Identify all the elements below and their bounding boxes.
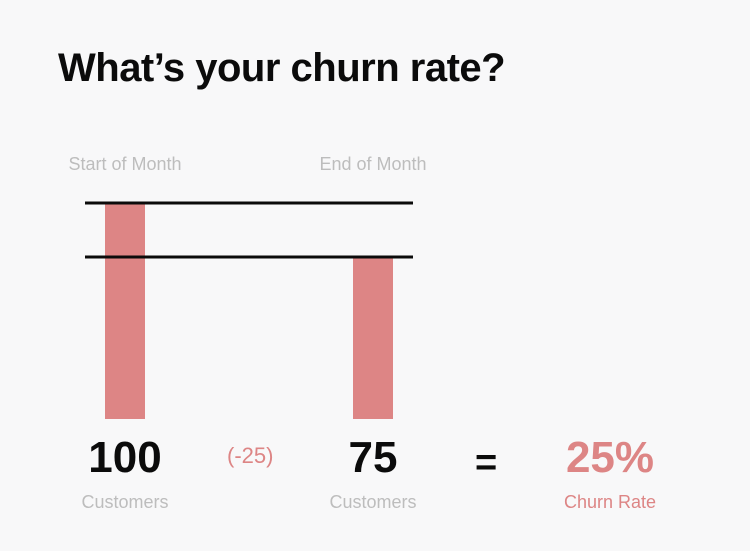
category-label-end-of-month: End of Month (319, 154, 426, 174)
churn-rate-label: Churn Rate (563, 492, 657, 512)
start-customer-count: 100 (88, 433, 162, 482)
bar-start-of-month (105, 203, 145, 419)
start-customers-label: Customers (81, 492, 169, 512)
end-stat: 75 Customers (320, 436, 426, 513)
end-customer-count: 75 (348, 433, 398, 482)
equals-sign: = (475, 442, 498, 484)
rate-stat: 25% Churn Rate (555, 436, 665, 513)
customer-difference: (-25) (227, 443, 274, 468)
churn-rate-value: 25% (565, 433, 655, 482)
category-label-start-of-month: Start of Month (68, 154, 181, 174)
start-stat: 100 Customers (72, 436, 178, 513)
bar-end-of-month (353, 257, 393, 419)
chart-title: What’s your churn rate? (58, 46, 506, 90)
end-customers-label: Customers (329, 492, 417, 512)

==========

## GIVEN REQUEST
Please rewrite these records with "Start of Month" swapped for "Beginning of Month" and everything else left the same. Leave out the pictures.

## SOLUTION TO THIS TASK
Identify all the elements below and their bounding boxes.
category-label-end-of-month: End of Month (319, 154, 426, 174)
churn-rate-label: Churn Rate (563, 492, 657, 512)
start-customer-count: 100 (88, 433, 162, 482)
bar-start-of-month (105, 203, 145, 419)
start-customers-label: Customers (81, 492, 169, 512)
end-stat: 75 Customers (320, 436, 426, 513)
end-customer-count: 75 (348, 433, 398, 482)
equals-sign: = (475, 442, 498, 484)
rate-stat: 25% Churn Rate (555, 436, 665, 513)
customer-difference: (-25) (227, 443, 274, 468)
churn-rate-value: 25% (565, 433, 655, 482)
category-label-start-of-month: Beginning of Month (68, 154, 181, 174)
start-stat: 100 Customers (72, 436, 178, 513)
bar-end-of-month (353, 257, 393, 419)
chart-title: What’s your churn rate? (58, 46, 506, 90)
end-customers-label: Customers (329, 492, 417, 512)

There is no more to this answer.